▶ Requirement: Using the listing below, copy every line that mentions "mundo".

▶ Data records:
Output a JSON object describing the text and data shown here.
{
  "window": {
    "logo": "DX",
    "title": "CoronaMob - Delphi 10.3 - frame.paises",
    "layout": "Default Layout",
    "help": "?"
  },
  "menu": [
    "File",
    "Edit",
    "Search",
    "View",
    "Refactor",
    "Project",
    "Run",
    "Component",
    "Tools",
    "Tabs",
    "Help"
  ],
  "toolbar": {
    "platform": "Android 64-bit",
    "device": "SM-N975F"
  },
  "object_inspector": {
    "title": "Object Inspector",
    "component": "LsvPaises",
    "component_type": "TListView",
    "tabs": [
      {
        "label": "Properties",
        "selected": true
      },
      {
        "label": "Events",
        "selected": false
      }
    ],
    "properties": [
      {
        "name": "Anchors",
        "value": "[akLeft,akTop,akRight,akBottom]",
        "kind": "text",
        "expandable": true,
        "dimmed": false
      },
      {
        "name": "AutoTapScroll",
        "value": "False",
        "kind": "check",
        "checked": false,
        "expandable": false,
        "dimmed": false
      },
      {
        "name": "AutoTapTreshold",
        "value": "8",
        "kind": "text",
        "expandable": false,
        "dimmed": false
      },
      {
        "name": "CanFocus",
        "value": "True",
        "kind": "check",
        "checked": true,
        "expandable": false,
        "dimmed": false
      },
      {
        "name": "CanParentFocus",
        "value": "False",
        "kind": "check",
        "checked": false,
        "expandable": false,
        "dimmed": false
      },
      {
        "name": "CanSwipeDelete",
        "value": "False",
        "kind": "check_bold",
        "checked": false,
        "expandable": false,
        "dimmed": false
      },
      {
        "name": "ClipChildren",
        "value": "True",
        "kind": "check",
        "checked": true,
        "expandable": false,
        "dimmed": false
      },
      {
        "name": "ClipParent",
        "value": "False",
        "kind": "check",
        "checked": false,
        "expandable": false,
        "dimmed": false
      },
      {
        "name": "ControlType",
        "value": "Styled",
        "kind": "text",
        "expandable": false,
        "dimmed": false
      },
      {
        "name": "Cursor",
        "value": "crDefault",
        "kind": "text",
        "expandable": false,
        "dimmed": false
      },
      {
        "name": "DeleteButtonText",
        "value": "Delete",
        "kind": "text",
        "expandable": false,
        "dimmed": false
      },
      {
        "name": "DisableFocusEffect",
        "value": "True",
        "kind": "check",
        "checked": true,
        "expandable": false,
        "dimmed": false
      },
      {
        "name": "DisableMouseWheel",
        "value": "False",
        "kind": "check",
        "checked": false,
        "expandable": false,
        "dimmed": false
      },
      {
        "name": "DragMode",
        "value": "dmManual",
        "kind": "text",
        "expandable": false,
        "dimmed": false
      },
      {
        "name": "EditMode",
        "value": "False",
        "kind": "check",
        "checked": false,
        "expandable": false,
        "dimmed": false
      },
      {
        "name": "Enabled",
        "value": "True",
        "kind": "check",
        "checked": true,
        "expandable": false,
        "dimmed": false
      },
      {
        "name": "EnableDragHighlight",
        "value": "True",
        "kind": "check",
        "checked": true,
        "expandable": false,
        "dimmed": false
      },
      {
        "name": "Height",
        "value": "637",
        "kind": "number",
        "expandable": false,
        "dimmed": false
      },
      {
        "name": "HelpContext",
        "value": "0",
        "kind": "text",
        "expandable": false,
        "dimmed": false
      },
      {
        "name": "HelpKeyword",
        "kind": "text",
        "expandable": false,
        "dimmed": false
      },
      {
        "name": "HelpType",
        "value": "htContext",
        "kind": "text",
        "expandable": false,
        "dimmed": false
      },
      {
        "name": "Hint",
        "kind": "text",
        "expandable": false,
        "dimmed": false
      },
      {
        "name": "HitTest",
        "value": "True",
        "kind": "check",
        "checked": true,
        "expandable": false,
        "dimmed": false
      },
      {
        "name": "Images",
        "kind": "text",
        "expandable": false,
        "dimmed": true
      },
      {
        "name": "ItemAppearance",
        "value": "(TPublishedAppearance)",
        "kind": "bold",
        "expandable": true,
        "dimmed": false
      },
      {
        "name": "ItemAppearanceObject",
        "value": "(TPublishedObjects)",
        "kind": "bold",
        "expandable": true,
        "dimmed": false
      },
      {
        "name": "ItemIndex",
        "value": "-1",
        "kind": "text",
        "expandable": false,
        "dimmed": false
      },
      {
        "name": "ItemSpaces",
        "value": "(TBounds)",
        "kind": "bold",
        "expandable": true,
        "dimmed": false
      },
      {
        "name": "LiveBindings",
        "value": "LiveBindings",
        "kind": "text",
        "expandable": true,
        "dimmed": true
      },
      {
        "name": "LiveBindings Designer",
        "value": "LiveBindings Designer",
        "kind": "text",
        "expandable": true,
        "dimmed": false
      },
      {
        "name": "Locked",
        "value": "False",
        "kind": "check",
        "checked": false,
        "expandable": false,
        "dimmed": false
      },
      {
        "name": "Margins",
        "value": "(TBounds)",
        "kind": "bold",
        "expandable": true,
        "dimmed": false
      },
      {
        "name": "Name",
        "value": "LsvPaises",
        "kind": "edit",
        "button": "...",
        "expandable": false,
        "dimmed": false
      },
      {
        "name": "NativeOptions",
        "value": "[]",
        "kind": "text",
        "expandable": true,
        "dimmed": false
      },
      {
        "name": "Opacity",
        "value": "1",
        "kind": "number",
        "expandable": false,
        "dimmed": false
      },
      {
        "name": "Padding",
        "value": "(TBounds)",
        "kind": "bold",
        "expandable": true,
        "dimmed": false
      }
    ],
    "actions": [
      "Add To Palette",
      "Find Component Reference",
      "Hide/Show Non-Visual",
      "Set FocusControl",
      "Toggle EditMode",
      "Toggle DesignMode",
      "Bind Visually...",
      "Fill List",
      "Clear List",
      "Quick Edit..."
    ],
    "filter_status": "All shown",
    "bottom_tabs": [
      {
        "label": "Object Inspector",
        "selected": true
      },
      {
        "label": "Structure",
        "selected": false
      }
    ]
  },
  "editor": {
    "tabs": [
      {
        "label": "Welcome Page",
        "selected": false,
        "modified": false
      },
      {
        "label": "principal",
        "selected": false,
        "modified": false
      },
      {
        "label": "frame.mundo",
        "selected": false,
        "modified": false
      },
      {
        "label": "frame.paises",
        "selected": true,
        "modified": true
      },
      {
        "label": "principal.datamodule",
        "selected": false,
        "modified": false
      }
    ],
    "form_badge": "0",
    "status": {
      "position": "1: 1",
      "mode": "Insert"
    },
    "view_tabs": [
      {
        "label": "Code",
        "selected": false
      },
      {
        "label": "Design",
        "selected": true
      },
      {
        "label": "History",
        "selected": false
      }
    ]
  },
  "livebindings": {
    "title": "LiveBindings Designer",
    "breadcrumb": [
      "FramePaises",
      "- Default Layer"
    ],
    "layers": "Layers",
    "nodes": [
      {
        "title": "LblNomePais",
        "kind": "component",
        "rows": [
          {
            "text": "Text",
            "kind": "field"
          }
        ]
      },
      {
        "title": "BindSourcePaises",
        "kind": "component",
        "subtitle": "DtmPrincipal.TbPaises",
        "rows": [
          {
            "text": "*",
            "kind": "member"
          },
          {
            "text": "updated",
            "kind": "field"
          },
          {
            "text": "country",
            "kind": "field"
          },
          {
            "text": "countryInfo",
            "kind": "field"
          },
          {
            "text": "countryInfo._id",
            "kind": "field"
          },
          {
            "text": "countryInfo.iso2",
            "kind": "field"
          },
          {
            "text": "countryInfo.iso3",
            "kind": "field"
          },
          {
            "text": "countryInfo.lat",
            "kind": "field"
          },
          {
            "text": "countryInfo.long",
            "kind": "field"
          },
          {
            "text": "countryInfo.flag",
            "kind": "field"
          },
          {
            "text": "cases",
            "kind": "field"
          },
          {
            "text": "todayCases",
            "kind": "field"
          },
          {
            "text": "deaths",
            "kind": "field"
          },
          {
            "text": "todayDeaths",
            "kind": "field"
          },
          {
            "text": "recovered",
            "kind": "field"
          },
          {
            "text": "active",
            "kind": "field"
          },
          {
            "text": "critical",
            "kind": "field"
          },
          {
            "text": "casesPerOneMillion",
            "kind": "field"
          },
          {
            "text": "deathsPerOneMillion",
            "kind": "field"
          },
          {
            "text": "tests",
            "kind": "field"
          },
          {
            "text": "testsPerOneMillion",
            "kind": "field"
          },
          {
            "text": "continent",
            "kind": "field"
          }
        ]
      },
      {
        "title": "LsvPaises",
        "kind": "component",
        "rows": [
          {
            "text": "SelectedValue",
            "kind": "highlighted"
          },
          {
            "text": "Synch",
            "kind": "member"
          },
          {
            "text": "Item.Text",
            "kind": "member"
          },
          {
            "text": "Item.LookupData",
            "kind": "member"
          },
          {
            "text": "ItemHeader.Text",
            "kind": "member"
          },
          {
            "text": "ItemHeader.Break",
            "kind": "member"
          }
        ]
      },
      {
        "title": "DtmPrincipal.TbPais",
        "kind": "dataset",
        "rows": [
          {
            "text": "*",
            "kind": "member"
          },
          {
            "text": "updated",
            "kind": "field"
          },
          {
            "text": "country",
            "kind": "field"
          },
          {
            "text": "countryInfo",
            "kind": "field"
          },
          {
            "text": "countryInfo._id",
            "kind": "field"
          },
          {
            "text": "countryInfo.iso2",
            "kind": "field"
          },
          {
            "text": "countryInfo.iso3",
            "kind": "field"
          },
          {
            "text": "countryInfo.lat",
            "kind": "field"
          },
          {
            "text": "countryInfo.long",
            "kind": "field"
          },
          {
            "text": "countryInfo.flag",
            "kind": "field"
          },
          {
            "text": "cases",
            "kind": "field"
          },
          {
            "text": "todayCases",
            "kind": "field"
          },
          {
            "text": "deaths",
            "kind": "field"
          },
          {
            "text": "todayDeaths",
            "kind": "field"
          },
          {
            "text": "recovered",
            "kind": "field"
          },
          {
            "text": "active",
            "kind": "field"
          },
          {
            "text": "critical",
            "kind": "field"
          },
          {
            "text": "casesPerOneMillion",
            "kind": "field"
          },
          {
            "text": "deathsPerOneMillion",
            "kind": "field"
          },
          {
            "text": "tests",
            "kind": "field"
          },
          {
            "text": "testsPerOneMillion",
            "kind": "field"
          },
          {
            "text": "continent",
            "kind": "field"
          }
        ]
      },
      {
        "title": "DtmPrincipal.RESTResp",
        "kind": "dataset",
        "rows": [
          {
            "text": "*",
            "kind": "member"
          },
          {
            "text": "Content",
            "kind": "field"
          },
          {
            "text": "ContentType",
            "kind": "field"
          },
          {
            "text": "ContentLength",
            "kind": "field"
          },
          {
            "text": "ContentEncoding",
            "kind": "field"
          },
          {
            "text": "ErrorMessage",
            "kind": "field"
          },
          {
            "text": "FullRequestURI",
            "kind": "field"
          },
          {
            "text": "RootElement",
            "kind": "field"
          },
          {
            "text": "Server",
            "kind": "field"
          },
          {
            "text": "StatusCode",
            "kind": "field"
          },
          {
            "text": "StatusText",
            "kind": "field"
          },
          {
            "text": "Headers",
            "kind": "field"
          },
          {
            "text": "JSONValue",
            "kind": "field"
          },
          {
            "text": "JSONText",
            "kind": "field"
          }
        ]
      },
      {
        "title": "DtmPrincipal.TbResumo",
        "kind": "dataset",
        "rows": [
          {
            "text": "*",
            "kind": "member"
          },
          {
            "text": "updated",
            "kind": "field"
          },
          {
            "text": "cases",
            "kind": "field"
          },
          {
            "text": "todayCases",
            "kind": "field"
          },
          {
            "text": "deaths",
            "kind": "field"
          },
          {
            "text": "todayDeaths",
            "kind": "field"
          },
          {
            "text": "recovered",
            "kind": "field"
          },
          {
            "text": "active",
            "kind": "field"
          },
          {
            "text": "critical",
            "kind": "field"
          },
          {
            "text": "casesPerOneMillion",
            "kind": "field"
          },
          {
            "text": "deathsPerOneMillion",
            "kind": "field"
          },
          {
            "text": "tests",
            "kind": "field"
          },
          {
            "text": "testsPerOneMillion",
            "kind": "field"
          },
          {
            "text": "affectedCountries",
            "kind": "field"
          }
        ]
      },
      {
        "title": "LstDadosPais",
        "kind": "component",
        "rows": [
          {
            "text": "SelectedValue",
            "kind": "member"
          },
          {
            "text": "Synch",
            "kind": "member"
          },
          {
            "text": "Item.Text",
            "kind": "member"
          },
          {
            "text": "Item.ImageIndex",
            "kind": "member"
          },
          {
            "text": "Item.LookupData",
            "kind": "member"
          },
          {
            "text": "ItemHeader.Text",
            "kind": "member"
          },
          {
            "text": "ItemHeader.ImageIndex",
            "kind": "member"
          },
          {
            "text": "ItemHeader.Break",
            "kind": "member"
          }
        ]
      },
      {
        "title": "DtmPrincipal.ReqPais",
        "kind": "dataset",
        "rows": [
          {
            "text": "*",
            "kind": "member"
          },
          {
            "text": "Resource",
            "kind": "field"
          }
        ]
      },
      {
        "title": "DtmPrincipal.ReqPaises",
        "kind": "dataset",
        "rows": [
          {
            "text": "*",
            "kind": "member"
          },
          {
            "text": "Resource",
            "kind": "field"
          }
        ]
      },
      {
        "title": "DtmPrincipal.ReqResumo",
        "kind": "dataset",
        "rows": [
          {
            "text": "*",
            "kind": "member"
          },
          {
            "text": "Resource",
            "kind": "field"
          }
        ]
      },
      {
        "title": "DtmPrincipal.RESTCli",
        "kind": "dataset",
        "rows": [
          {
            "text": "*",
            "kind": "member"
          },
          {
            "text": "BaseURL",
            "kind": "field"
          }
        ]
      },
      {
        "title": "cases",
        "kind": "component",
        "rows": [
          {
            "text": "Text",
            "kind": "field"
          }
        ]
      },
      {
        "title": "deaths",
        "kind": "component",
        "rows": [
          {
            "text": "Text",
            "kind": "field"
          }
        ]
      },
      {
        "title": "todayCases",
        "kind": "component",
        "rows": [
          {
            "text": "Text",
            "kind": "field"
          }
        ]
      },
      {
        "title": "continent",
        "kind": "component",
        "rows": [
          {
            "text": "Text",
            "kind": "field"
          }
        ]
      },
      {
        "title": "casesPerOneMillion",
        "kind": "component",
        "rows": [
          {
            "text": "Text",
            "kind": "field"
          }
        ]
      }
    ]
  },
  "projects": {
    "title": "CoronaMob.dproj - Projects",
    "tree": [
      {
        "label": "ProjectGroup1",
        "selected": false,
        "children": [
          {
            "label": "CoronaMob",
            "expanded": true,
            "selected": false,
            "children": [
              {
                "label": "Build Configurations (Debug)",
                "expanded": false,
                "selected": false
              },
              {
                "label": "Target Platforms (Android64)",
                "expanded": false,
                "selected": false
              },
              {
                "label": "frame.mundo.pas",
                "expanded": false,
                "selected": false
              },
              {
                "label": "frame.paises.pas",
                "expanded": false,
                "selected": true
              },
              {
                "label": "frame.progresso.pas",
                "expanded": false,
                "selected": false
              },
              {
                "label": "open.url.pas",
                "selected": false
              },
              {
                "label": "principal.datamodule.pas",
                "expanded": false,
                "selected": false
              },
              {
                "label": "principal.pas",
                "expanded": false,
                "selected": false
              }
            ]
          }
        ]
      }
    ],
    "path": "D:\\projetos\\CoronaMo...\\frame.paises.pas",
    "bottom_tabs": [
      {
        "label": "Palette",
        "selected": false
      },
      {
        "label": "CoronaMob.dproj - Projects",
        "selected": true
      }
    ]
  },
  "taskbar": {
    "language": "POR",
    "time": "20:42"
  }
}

▶ Task answer:
        "label": "frame.mundo",
                "label": "frame.mundo.pas",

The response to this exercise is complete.